**WRITTEN PROBLEM 1**
List every date and time given in the attribution lines of the email thread on storage consistency.
**WRITTEN PROBLEM 2**
Write what follows the last line of the email thread on storage consistency.

**TEXT**

------------------------------------------------

As you said I meant consistent under the definition that data must
never go back in time regardless of the failure type.

Thanks,
Asaf

On Sun, Mar 19, 2023 at 2:45 PM Geoff Back <geoff@demonlair.co.uk> wrote:
>
> Hi Asaf,
>
> All disk subsystems are inherently consistent in the normal meaning of
> the term under normal circumstances.
>
> An application that requires your specific definition of consistency
> across catastrophic failure cases in the disk subsystem needs to use an
> application-appropriate method of ensuring writes are flushed before
> reading.  Writing with O_DIRECT is one method and depending on the
> application's exact requirements may be sufficient on its own.  In other
> application domains, flushing and some form of out-of-band signalling or
> locking is better.  It really depends on the application.
>
> Regards,
>
> Geoff.
>
> Geoff Back
> What if we're all just characters in someone's nightmares?
>
> On 19/03/2023 11:31, Asaf Levy wrote:
> > Thank you for the clarification.
> >
> > To make sure I fully understand.
> > An application that requires consistency should use O_DIRECT and
> > enforce an R/W lock on top of the mirrored device?
> >
> > Asaf
> >
> > On Sun, Mar 19, 2023 at 11:55 AM Geoff Back <geoff@demonlair.co.uk> wrote:
> >> Hi Asaf,
> >>
> >> Yes, in principle there are all sorts of cases where you can perform a
> >> read of newly written data that is not yet on the underlying disk and
> >> hence the possibility of reading the old data following recovery from an
> >> intervening catastrophic event (such as a crash).  This is a fundamental
> >> characteristic of write caching and applies with any storage device and
> >> any write operation where something crashes before the write is complete
> >> - you can get this with a single disk or SSD without having RAID in the
> >> mix at all.
> >>
> >> The correct and only way to guarantee that you can never have your
> >> "consistency issue" is to flush the write through to the underlying
> >> devices before reading.  If you explicitly flush the write operation
> >> (which will block until all writes are complete on A, B, M) and the
> >> flush completes successfully, then all reads will be of the new data and
> >> there is no consistency issue.
> >>
> >> Your scenario describes a concern for the higher level code, not in the
> >> storage system.  If your application needs to be absolutely certain that
> >> even after a crash you cannot end up reading old data having previously
> >> read new data then it is the responsibility of the application to flush
> >> the writes to the storage before executing the read.  You would also
> >> need to ensure that the application cannot read from the data between
> >> write and flush; there's several different ways to achieve that
> >> (O_DIRECT may be helpful).  Alternatively, you might want to look at
> >> using something other than the disk for your data interchange between
> >> processes.
> >>
> >> Regards,
> >>
> >> Geoff.
> >>
> >> Geoff Back
> >> What if we're all just characters in someone's nightmares?

------------------------------------------------

**EXTRACTED MATERIAL**

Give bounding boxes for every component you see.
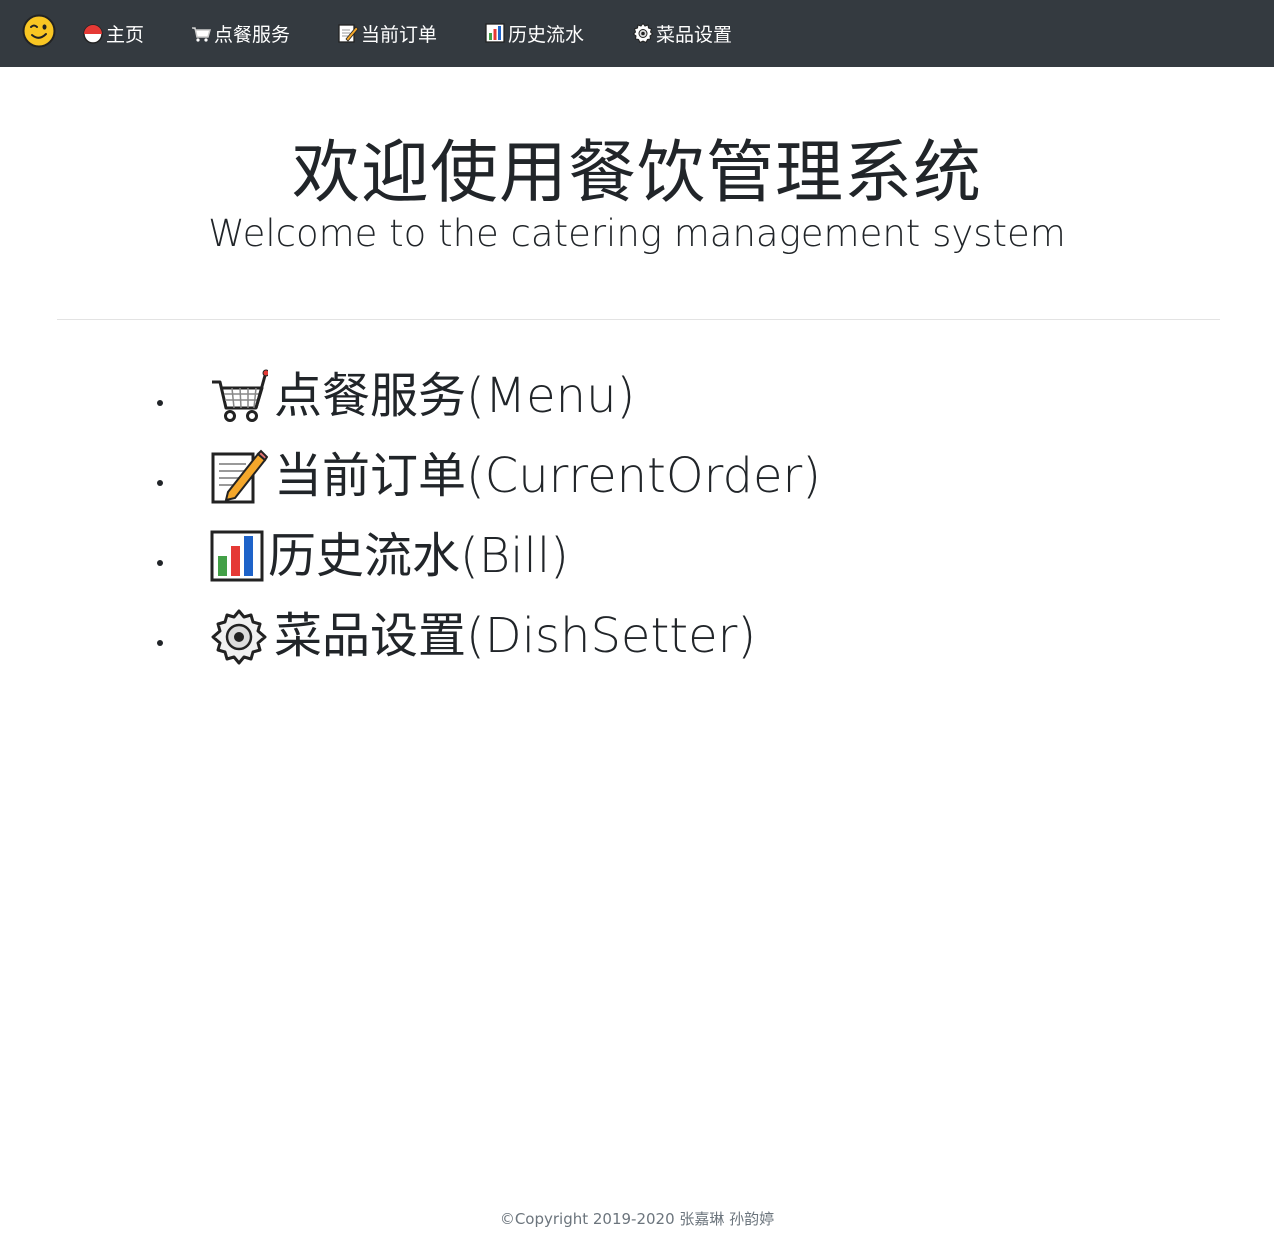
feature-label: 菜品设置(DishSetter) xyxy=(274,608,757,664)
gear-icon xyxy=(632,22,654,44)
winking-face-icon[interactable] xyxy=(22,14,56,48)
page-title: 欢迎使用餐饮管理系统 xyxy=(291,134,982,213)
gear-icon xyxy=(210,608,268,666)
nav-item-label: 点餐服务 xyxy=(214,23,291,46)
list-bullet xyxy=(157,400,163,406)
page-subtitle: Welcome to the catering management syste… xyxy=(208,212,1066,255)
home-icon xyxy=(82,22,104,44)
nav-item-menu[interactable]: 点餐服务 xyxy=(190,19,290,47)
nav-item-label: 当前订单 xyxy=(361,23,438,46)
list-bullet xyxy=(157,560,163,566)
bar-chart-icon xyxy=(484,22,506,44)
feature-label: 点餐服务(Menu) xyxy=(274,368,636,424)
nav-item-home[interactable]: 主页 xyxy=(82,19,144,47)
memo-icon xyxy=(337,22,359,44)
nav-item-dish-setter[interactable]: 菜品设置 xyxy=(632,19,732,47)
shopping-cart-icon xyxy=(210,368,270,426)
feature-label: 当前订单(CurrentOrder) xyxy=(274,448,821,504)
bar-chart-icon xyxy=(210,528,266,586)
memo-icon xyxy=(210,448,269,506)
top-navbar: 主页 点餐服务 当前订单 历史流水 菜品设置 xyxy=(0,0,1274,67)
nav-item-bill[interactable]: 历史流水 xyxy=(484,19,584,47)
divider xyxy=(57,319,1220,320)
footer-copyright: ©Copyright 2019-2020 张嘉琳 孙韵婷 xyxy=(499,1210,775,1228)
feature-label: 历史流水(Bill) xyxy=(268,528,569,584)
nav-item-label: 历史流水 xyxy=(508,23,585,46)
hero-section: 欢迎使用餐饮管理系统 Welcome to the catering manag… xyxy=(0,128,1274,254)
list-bullet xyxy=(157,480,163,486)
shopping-cart-icon xyxy=(190,22,212,44)
nav-item-label: 主页 xyxy=(106,23,145,46)
list-bullet xyxy=(157,640,163,646)
nav-item-label: 菜品设置 xyxy=(656,23,733,46)
nav-item-current-order[interactable]: 当前订单 xyxy=(337,19,437,47)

------------------------------------------------

**FINAL ANSWER 1**
Sun, Mar 19, 2023 at 2:45 PM
19/03/2023 11:31
Sun, Mar 19, 2023 at 11:55 AM

**FINAL ANSWER 2**
> >>
> >> On 19/03/2023 09:13, Asaf Levy wrote:
> >>> Hi John,
> >>>
> >>> Thank you for your quick response, I'll try to elaborate further.
> >>> What we are trying to understand is if there is a potential race
> >>> between reads and writes when mirroring 2 devices.
> >>> This is unrelated to the fact that the write was not acked.
> >>>
> >>> The scenario is: let's assume we have a reader R and a writer W and 2
> >>> MD devices A and B. A and B are managed under a device M which is
> >>> configured to use A and B as mirrors (RAID 1). Currently, we have some
> >>> data on A and B, let's call it V1.
> >>>
> >>> W issues a write (V2) to the managed device M
> >>> The driver sends the write both to A and B at the same time.
> >>> The write to device A (V2) completes
> >>> R issues a read to M which directs it to A and returns the result (V2).
> >>> Now the driver and device A fail at the same time before the write
> >>> ever gets to device B.
> >>>
> >>> When the driver recovers all it is left with is device B so future
> >>> reads will return older data (V1) than the data that was returned to
> >>> R.
> >>>
> >>> Thanks,
> >>> Asaf
> >>>
> >>> On Fri, Mar 17, 2023 at 10:58 PM John Stoffel <john@stoffel.org> wrote:
> >>>>>>>>> "Ronnie" == Ronnie Lazar <ronnie.lazar@vastdata.com> writes:
> >>>>> I'm trying to understand how mdadm protects against inconsistent data
> >>>>> read in the face of failures that occur while writing to a device that
> >>>>> has raid1.
> >>>> You need to give a better test case, with examples.
> >>>>
> >>>>> Here is the scenario: I have set up raid1 that has 2 mirrors. First
> >>>>> one is on local storage and the second is on remote storage.  The
> >>>>> remote storage mirror is configured with write-mostly.
> >>>> Configuration details?  And what is the remote device?
> >>>>
> >>>>> We have parallel jobs: 1 writing to an area on the device and the
> >>>>> other reading from that area.
> >>>> So you create /dev/md9 and are writing/reading from it, then the
> >>>> system crashes and you lose the local half of the mirror, right?
> >>>>
> >>>>> The write operation writes the data to the first mirror, and at that
> >>>>> point the read operation reads the new data from the first mirror.
> >>>> So how is your write succeeding if it's not written to both halves of
> >>>> the MD device?  You need to give more details and maybe even some
> >>>> example code showing what you're doing here.
> >>>>
> >>>>> Now, before data has been written to the second (remote) mirror a
> >>>>> failure has occurred which caused the first machine to fail, When
> >>>>> the machine comes up, the data is recovered from the second, remote,
> >>>>> mirror.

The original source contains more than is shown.